::: EXERCISE INPUTS :::

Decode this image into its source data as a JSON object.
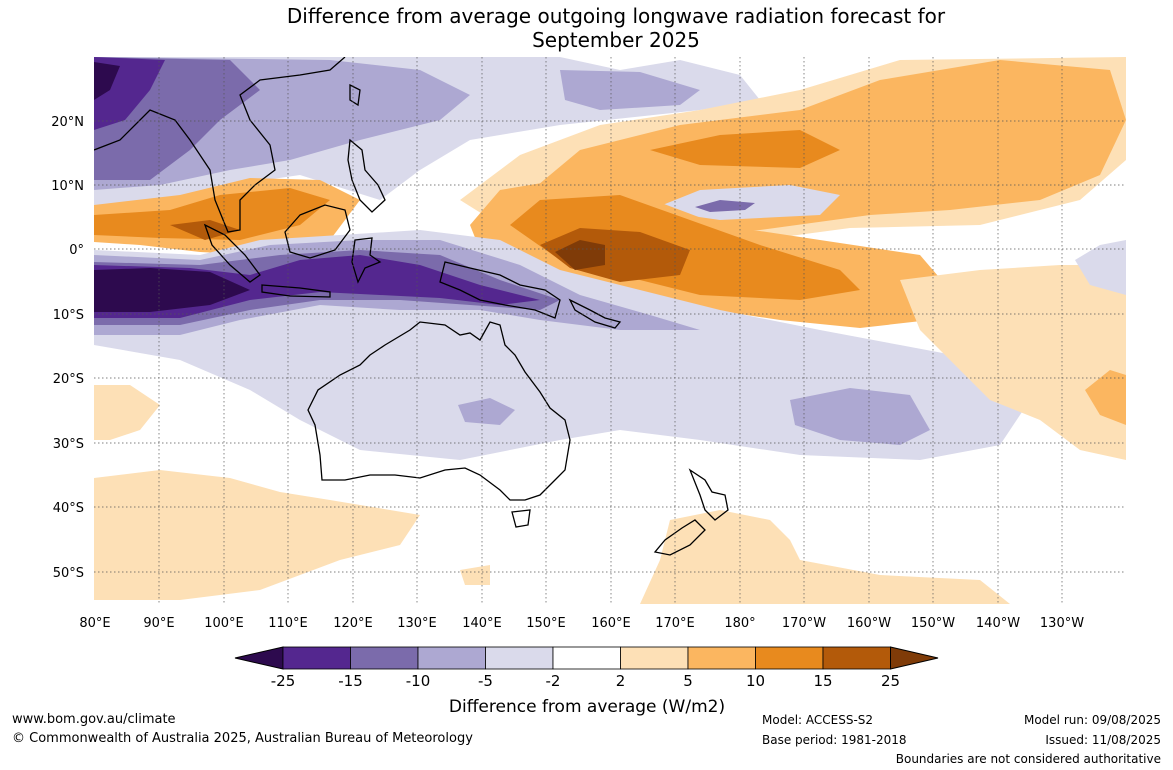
{
  "title": {
    "line1": "Difference from average outgoing longwave radiation forecast for",
    "line2": "September 2025"
  },
  "map": {
    "lat_labels": [
      "20°N",
      "10°N",
      "0°",
      "10°S",
      "20°S",
      "30°S",
      "40°S",
      "50°S"
    ],
    "lon_labels": [
      "80°E",
      "90°E",
      "100°E",
      "110°E",
      "120°E",
      "130°E",
      "140°E",
      "150°E",
      "160°E",
      "170°E",
      "180°",
      "170°W",
      "160°W",
      "150°W",
      "140°W",
      "130°W"
    ]
  },
  "colorbar": {
    "colors": [
      "#2d0a4e",
      "#54278f",
      "#7b6bab",
      "#ada8d2",
      "#dadaeb",
      "#ffffff",
      "#fde0b6",
      "#fbb660",
      "#e88a1e",
      "#b35a0a",
      "#7f3b08"
    ],
    "tick_labels": [
      "-25",
      "-15",
      "-10",
      "-5",
      "-2",
      "2",
      "5",
      "10",
      "15",
      "25"
    ],
    "label": "Difference from average (W/m2)"
  },
  "footer": {
    "website": "www.bom.gov.au/climate",
    "copyright": "© Commonwealth of Australia 2025, Australian Bureau of Meteorology",
    "model": "Model: ACCESS-S2",
    "base_period": "Base period: 1981-2018",
    "model_run": "Model run: 09/08/2025",
    "issued": "Issued: 11/08/2025",
    "disclaimer": "Boundaries are not considered authoritative"
  }
}
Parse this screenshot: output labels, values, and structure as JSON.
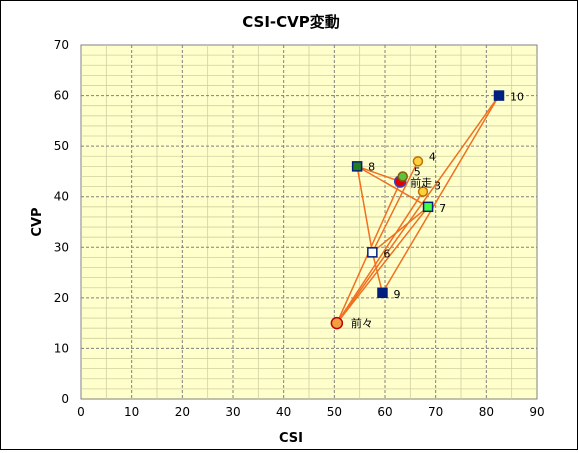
{
  "chart_data": {
    "type": "scatter",
    "title": "CSI-CVP変動",
    "xlabel": "CSI",
    "ylabel": "CVP",
    "xlim": [
      0,
      90
    ],
    "ylim": [
      0,
      70
    ],
    "xticks": [
      0,
      10,
      20,
      30,
      40,
      50,
      60,
      70,
      80,
      90
    ],
    "yticks": [
      0,
      10,
      20,
      30,
      40,
      50,
      60,
      70
    ],
    "grid": true,
    "plot_background": "#ffffcc",
    "line_color": "#f07020",
    "points": [
      {
        "label": "前々",
        "x": 50.5,
        "y": 15,
        "marker": "circle",
        "fill": "#f0a040",
        "stroke": "#c00000",
        "r": 5.5
      },
      {
        "label": "前走",
        "x": 63,
        "y": 43,
        "marker": "circle",
        "fill": "#e00000",
        "stroke": "#4040c0",
        "r": 5.5
      },
      {
        "label": "3",
        "x": 67.5,
        "y": 41,
        "marker": "circle",
        "fill": "#ffd040",
        "stroke": "#c07000",
        "r": 4.5
      },
      {
        "label": "4",
        "x": 66.5,
        "y": 47,
        "marker": "circle",
        "fill": "#ffd040",
        "stroke": "#c07000",
        "r": 4.5
      },
      {
        "label": "5",
        "x": 63.5,
        "y": 44,
        "marker": "circle",
        "fill": "#60c040",
        "stroke": "#806000",
        "r": 4.5
      },
      {
        "label": "6",
        "x": 57.5,
        "y": 29,
        "marker": "square",
        "fill": "#ffffff",
        "stroke": "#002080",
        "r": 4.5
      },
      {
        "label": "7",
        "x": 68.5,
        "y": 38,
        "marker": "square",
        "fill": "#40ff40",
        "stroke": "#002080",
        "r": 4.5
      },
      {
        "label": "8",
        "x": 54.5,
        "y": 46,
        "marker": "square",
        "fill": "#208020",
        "stroke": "#002080",
        "r": 4.5
      },
      {
        "label": "9",
        "x": 59.5,
        "y": 21,
        "marker": "square",
        "fill": "#002080",
        "stroke": "#002080",
        "r": 4.5
      },
      {
        "label": "10",
        "x": 82.5,
        "y": 60,
        "marker": "square",
        "fill": "#002080",
        "stroke": "#002080",
        "r": 4.5
      }
    ],
    "connections": [
      [
        "10",
        "前々"
      ],
      [
        "9",
        "10"
      ],
      [
        "前々",
        "3"
      ],
      [
        "前々",
        "7"
      ],
      [
        "前々",
        "5"
      ],
      [
        "8",
        "6"
      ],
      [
        "8",
        "7"
      ],
      [
        "8",
        "前走"
      ],
      [
        "6",
        "7"
      ],
      [
        "6",
        "9"
      ],
      [
        "6",
        "4"
      ]
    ]
  }
}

:::

_INSTRUCTION_. Copy the listing in full and without alteration, omitting every picture.

_SOLUTION BELOW_.
Decode this image into its source data as a JSON object.
{
  "title": {
    "line1": "Difference from average outgoing longwave radiation forecast for",
    "line2": "September 2025"
  },
  "map": {
    "lat_labels": [
      "20°N",
      "10°N",
      "0°",
      "10°S",
      "20°S",
      "30°S",
      "40°S",
      "50°S"
    ],
    "lon_labels": [
      "80°E",
      "90°E",
      "100°E",
      "110°E",
      "120°E",
      "130°E",
      "140°E",
      "150°E",
      "160°E",
      "170°E",
      "180°",
      "170°W",
      "160°W",
      "150°W",
      "140°W",
      "130°W"
    ]
  },
  "colorbar": {
    "colors": [
      "#2d0a4e",
      "#54278f",
      "#7b6bab",
      "#ada8d2",
      "#dadaeb",
      "#ffffff",
      "#fde0b6",
      "#fbb660",
      "#e88a1e",
      "#b35a0a",
      "#7f3b08"
    ],
    "tick_labels": [
      "-25",
      "-15",
      "-10",
      "-5",
      "-2",
      "2",
      "5",
      "10",
      "15",
      "25"
    ],
    "label": "Difference from average (W/m2)"
  },
  "footer": {
    "website": "www.bom.gov.au/climate",
    "copyright": "© Commonwealth of Australia 2025, Australian Bureau of Meteorology",
    "model": "Model: ACCESS-S2",
    "base_period": "Base period: 1981-2018",
    "model_run": "Model run: 09/08/2025",
    "issued": "Issued: 11/08/2025",
    "disclaimer": "Boundaries are not considered authoritative"
  }
}
Parse this screenshot: output labels, values, and structure as JSON.
{
  "chart_data": {
    "type": "scatter",
    "title": "CSI-CVP変動",
    "xlabel": "CSI",
    "ylabel": "CVP",
    "xlim": [
      0,
      90
    ],
    "ylim": [
      0,
      70
    ],
    "xticks": [
      0,
      10,
      20,
      30,
      40,
      50,
      60,
      70,
      80,
      90
    ],
    "yticks": [
      0,
      10,
      20,
      30,
      40,
      50,
      60,
      70
    ],
    "grid": true,
    "plot_background": "#ffffcc",
    "line_color": "#f07020",
    "points": [
      {
        "label": "前々",
        "x": 50.5,
        "y": 15,
        "marker": "circle",
        "fill": "#f0a040",
        "stroke": "#c00000",
        "r": 5.5
      },
      {
        "label": "前走",
        "x": 63,
        "y": 43,
        "marker": "circle",
        "fill": "#e00000",
        "stroke": "#4040c0",
        "r": 5.5
      },
      {
        "label": "3",
        "x": 67.5,
        "y": 41,
        "marker": "circle",
        "fill": "#ffd040",
        "stroke": "#c07000",
        "r": 4.5
      },
      {
        "label": "4",
        "x": 66.5,
        "y": 47,
        "marker": "circle",
        "fill": "#ffd040",
        "stroke": "#c07000",
        "r": 4.5
      },
      {
        "label": "5",
        "x": 63.5,
        "y": 44,
        "marker": "circle",
        "fill": "#60c040",
        "stroke": "#806000",
        "r": 4.5
      },
      {
        "label": "6",
        "x": 57.5,
        "y": 29,
        "marker": "square",
        "fill": "#ffffff",
        "stroke": "#002080",
        "r": 4.5
      },
      {
        "label": "7",
        "x": 68.5,
        "y": 38,
        "marker": "square",
        "fill": "#40ff40",
        "stroke": "#002080",
        "r": 4.5
      },
      {
        "label": "8",
        "x": 54.5,
        "y": 46,
        "marker": "square",
        "fill": "#208020",
        "stroke": "#002080",
        "r": 4.5
      },
      {
        "label": "9",
        "x": 59.5,
        "y": 21,
        "marker": "square",
        "fill": "#002080",
        "stroke": "#002080",
        "r": 4.5
      },
      {
        "label": "10",
        "x": 82.5,
        "y": 60,
        "marker": "square",
        "fill": "#002080",
        "stroke": "#002080",
        "r": 4.5
      }
    ],
    "connections": [
      [
        "10",
        "前々"
      ],
      [
        "9",
        "10"
      ],
      [
        "前々",
        "3"
      ],
      [
        "前々",
        "7"
      ],
      [
        "前々",
        "5"
      ],
      [
        "8",
        "6"
      ],
      [
        "8",
        "7"
      ],
      [
        "8",
        "前走"
      ],
      [
        "6",
        "7"
      ],
      [
        "6",
        "9"
      ],
      [
        "6",
        "4"
      ]
    ]
  }
}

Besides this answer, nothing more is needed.